Records from a data source
^^^^^^^^^^^^^^^^
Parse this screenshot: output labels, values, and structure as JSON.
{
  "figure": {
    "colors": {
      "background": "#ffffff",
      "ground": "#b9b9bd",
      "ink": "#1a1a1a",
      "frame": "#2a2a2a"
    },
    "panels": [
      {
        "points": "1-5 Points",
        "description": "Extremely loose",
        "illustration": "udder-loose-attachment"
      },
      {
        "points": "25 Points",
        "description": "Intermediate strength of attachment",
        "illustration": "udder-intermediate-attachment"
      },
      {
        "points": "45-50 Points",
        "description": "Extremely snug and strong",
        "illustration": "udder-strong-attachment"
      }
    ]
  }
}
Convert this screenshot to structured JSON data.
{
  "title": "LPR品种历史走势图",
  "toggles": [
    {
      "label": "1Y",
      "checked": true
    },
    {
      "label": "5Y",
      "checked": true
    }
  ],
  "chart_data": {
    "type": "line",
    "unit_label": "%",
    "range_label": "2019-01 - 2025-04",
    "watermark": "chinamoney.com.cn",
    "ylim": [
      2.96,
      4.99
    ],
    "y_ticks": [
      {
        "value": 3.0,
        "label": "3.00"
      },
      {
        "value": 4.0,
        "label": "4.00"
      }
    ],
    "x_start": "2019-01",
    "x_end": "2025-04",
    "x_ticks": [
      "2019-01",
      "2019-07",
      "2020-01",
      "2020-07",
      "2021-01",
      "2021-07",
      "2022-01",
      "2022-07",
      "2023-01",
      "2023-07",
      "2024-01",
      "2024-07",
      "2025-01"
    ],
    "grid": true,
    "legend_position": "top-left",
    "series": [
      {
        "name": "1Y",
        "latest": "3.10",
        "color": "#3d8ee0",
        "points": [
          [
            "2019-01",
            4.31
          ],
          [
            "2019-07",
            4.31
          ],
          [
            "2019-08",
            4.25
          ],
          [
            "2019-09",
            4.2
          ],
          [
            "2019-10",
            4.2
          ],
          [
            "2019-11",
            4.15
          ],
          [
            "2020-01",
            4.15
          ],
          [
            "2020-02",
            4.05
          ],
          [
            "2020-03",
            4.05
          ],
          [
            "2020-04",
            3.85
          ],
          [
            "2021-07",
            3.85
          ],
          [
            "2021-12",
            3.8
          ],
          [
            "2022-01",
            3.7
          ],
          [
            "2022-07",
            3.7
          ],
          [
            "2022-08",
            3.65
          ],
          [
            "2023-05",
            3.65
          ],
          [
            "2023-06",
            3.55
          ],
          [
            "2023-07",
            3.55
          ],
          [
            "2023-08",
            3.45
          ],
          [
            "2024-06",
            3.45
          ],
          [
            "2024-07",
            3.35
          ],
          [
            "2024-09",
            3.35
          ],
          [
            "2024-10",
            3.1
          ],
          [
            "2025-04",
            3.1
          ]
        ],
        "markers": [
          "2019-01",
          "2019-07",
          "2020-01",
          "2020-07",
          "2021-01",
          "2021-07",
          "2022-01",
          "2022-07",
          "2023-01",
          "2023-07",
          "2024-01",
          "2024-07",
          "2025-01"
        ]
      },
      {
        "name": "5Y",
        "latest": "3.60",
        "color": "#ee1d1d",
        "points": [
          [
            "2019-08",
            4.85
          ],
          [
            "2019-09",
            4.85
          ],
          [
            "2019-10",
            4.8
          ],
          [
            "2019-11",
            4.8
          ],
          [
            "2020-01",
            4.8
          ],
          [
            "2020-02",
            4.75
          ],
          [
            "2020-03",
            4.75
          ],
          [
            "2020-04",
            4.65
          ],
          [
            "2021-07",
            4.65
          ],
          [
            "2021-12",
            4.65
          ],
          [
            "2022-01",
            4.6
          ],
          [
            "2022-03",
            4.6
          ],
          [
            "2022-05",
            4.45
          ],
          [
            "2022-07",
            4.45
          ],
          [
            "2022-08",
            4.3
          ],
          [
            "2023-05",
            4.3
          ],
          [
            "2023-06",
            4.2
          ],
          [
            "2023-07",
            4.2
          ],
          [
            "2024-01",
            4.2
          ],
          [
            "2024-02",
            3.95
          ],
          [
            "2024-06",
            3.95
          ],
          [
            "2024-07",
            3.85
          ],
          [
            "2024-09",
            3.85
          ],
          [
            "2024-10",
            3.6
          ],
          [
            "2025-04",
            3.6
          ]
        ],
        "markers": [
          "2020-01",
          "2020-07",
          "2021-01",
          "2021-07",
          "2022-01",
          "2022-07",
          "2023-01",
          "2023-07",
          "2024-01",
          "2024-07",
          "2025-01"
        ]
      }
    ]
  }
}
^^^^^^^^^^^^^^^^
What to do
Repeat the data verbatim.

Completed task
Parse this screenshot: output labels, values, and structure as JSON.
{
  "figure": {
    "colors": {
      "background": "#ffffff",
      "ground": "#b9b9bd",
      "ink": "#1a1a1a",
      "frame": "#2a2a2a"
    },
    "panels": [
      {
        "points": "1-5 Points",
        "description": "Extremely loose",
        "illustration": "udder-loose-attachment"
      },
      {
        "points": "25 Points",
        "description": "Intermediate strength of attachment",
        "illustration": "udder-intermediate-attachment"
      },
      {
        "points": "45-50 Points",
        "description": "Extremely snug and strong",
        "illustration": "udder-strong-attachment"
      }
    ]
  }
}
Convert this screenshot to structured JSON data.
{
  "title": "LPR品种历史走势图",
  "toggles": [
    {
      "label": "1Y",
      "checked": true
    },
    {
      "label": "5Y",
      "checked": true
    }
  ],
  "chart_data": {
    "type": "line",
    "unit_label": "%",
    "range_label": "2019-01 - 2025-04",
    "watermark": "chinamoney.com.cn",
    "ylim": [
      2.96,
      4.99
    ],
    "y_ticks": [
      {
        "value": 3.0,
        "label": "3.00"
      },
      {
        "value": 4.0,
        "label": "4.00"
      }
    ],
    "x_start": "2019-01",
    "x_end": "2025-04",
    "x_ticks": [
      "2019-01",
      "2019-07",
      "2020-01",
      "2020-07",
      "2021-01",
      "2021-07",
      "2022-01",
      "2022-07",
      "2023-01",
      "2023-07",
      "2024-01",
      "2024-07",
      "2025-01"
    ],
    "grid": true,
    "legend_position": "top-left",
    "series": [
      {
        "name": "1Y",
        "latest": "3.10",
        "color": "#3d8ee0",
        "points": [
          [
            "2019-01",
            4.31
          ],
          [
            "2019-07",
            4.31
          ],
          [
            "2019-08",
            4.25
          ],
          [
            "2019-09",
            4.2
          ],
          [
            "2019-10",
            4.2
          ],
          [
            "2019-11",
            4.15
          ],
          [
            "2020-01",
            4.15
          ],
          [
            "2020-02",
            4.05
          ],
          [
            "2020-03",
            4.05
          ],
          [
            "2020-04",
            3.85
          ],
          [
            "2021-07",
            3.85
          ],
          [
            "2021-12",
            3.8
          ],
          [
            "2022-01",
            3.7
          ],
          [
            "2022-07",
            3.7
          ],
          [
            "2022-08",
            3.65
          ],
          [
            "2023-05",
            3.65
          ],
          [
            "2023-06",
            3.55
          ],
          [
            "2023-07",
            3.55
          ],
          [
            "2023-08",
            3.45
          ],
          [
            "2024-06",
            3.45
          ],
          [
            "2024-07",
            3.35
          ],
          [
            "2024-09",
            3.35
          ],
          [
            "2024-10",
            3.1
          ],
          [
            "2025-04",
            3.1
          ]
        ],
        "markers": [
          "2019-01",
          "2019-07",
          "2020-01",
          "2020-07",
          "2021-01",
          "2021-07",
          "2022-01",
          "2022-07",
          "2023-01",
          "2023-07",
          "2024-01",
          "2024-07",
          "2025-01"
        ]
      },
      {
        "name": "5Y",
        "latest": "3.60",
        "color": "#ee1d1d",
        "points": [
          [
            "2019-08",
            4.85
          ],
          [
            "2019-09",
            4.85
          ],
          [
            "2019-10",
            4.8
          ],
          [
            "2019-11",
            4.8
          ],
          [
            "2020-01",
            4.8
          ],
          [
            "2020-02",
            4.75
          ],
          [
            "2020-03",
            4.75
          ],
          [
            "2020-04",
            4.65
          ],
          [
            "2021-07",
            4.65
          ],
          [
            "2021-12",
            4.65
          ],
          [
            "2022-01",
            4.6
          ],
          [
            "2022-03",
            4.6
          ],
          [
            "2022-05",
            4.45
          ],
          [
            "2022-07",
            4.45
          ],
          [
            "2022-08",
            4.3
          ],
          [
            "2023-05",
            4.3
          ],
          [
            "2023-06",
            4.2
          ],
          [
            "2023-07",
            4.2
          ],
          [
            "2024-01",
            4.2
          ],
          [
            "2024-02",
            3.95
          ],
          [
            "2024-06",
            3.95
          ],
          [
            "2024-07",
            3.85
          ],
          [
            "2024-09",
            3.85
          ],
          [
            "2024-10",
            3.6
          ],
          [
            "2025-04",
            3.6
          ]
        ],
        "markers": [
          "2020-01",
          "2020-07",
          "2021-01",
          "2021-07",
          "2022-01",
          "2022-07",
          "2023-01",
          "2023-07",
          "2024-01",
          "2024-07",
          "2025-01"
        ]
      }
    ]
  }
}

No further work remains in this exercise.